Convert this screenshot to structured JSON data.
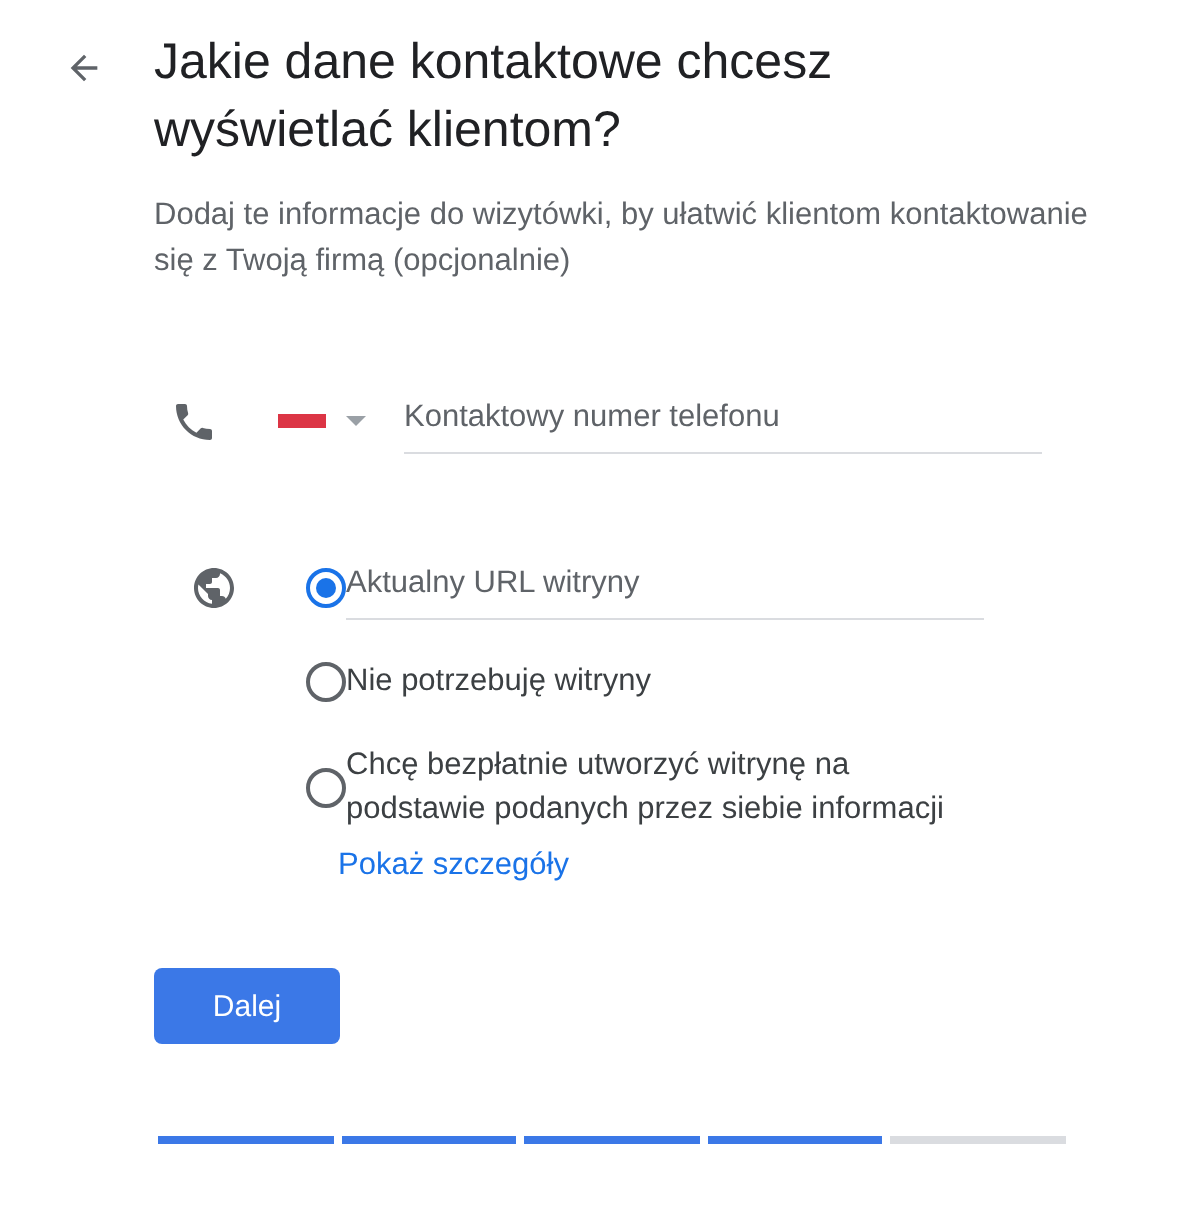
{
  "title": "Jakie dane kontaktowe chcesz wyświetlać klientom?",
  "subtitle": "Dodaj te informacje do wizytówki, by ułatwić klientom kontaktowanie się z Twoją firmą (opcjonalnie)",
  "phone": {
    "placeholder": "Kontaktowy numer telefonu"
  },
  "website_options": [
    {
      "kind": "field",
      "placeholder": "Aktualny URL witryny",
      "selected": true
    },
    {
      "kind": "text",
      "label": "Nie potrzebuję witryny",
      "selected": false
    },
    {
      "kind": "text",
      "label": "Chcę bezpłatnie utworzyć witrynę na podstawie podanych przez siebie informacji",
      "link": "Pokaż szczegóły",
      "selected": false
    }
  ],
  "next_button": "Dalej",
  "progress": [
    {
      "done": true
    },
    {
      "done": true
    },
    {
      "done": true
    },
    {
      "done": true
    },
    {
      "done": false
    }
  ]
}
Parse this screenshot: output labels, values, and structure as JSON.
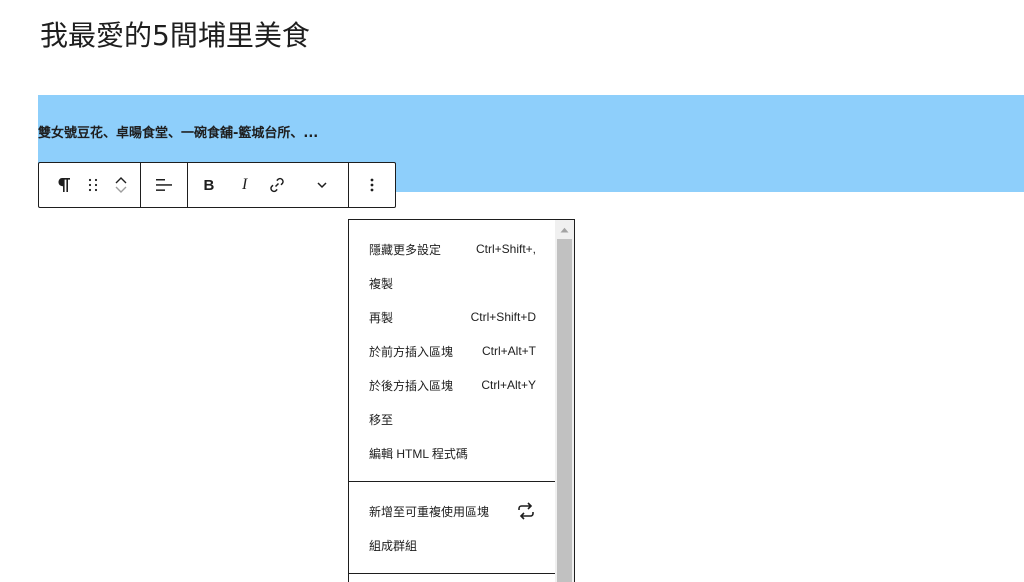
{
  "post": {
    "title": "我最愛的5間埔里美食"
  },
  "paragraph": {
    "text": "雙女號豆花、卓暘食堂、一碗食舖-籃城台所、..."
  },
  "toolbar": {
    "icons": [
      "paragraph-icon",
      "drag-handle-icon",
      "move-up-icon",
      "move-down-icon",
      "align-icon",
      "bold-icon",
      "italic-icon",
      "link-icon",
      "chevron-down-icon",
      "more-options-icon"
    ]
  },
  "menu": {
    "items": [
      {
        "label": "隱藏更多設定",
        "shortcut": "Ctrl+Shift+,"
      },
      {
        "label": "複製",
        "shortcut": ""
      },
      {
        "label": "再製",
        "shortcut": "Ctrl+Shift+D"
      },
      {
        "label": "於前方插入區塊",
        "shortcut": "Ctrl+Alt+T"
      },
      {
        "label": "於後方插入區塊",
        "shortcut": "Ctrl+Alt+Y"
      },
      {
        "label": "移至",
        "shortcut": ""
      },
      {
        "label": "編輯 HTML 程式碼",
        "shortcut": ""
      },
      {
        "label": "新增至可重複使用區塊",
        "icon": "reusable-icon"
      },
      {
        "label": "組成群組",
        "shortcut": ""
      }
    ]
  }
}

» WRITTEN REQUEST:
Output every entry word for word, but omit the pictures.

» EXERCISE RESPONSE:
Convert this screenshot to structured JSON data.
{
  "title": "Jakie dane kontaktowe chcesz wyświetlać klientom?",
  "subtitle": "Dodaj te informacje do wizytówki, by ułatwić klientom kontaktowanie się z Twoją firmą (opcjonalnie)",
  "phone": {
    "placeholder": "Kontaktowy numer telefonu"
  },
  "website_options": [
    {
      "kind": "field",
      "placeholder": "Aktualny URL witryny",
      "selected": true
    },
    {
      "kind": "text",
      "label": "Nie potrzebuję witryny",
      "selected": false
    },
    {
      "kind": "text",
      "label": "Chcę bezpłatnie utworzyć witrynę na podstawie podanych przez siebie informacji",
      "link": "Pokaż szczegóły",
      "selected": false
    }
  ],
  "next_button": "Dalej",
  "progress": [
    {
      "done": true
    },
    {
      "done": true
    },
    {
      "done": true
    },
    {
      "done": true
    },
    {
      "done": false
    }
  ]
}
Parse this screenshot: output labels, values, and structure as JSON.
{
  "post": {
    "title": "我最愛的5間埔里美食"
  },
  "paragraph": {
    "text": "雙女號豆花、卓暘食堂、一碗食舖-籃城台所、..."
  },
  "toolbar": {
    "icons": [
      "paragraph-icon",
      "drag-handle-icon",
      "move-up-icon",
      "move-down-icon",
      "align-icon",
      "bold-icon",
      "italic-icon",
      "link-icon",
      "chevron-down-icon",
      "more-options-icon"
    ]
  },
  "menu": {
    "items": [
      {
        "label": "隱藏更多設定",
        "shortcut": "Ctrl+Shift+,"
      },
      {
        "label": "複製",
        "shortcut": ""
      },
      {
        "label": "再製",
        "shortcut": "Ctrl+Shift+D"
      },
      {
        "label": "於前方插入區塊",
        "shortcut": "Ctrl+Alt+T"
      },
      {
        "label": "於後方插入區塊",
        "shortcut": "Ctrl+Alt+Y"
      },
      {
        "label": "移至",
        "shortcut": ""
      },
      {
        "label": "編輯 HTML 程式碼",
        "shortcut": ""
      },
      {
        "label": "新增至可重複使用區塊",
        "icon": "reusable-icon"
      },
      {
        "label": "組成群組",
        "shortcut": ""
      }
    ]
  }
}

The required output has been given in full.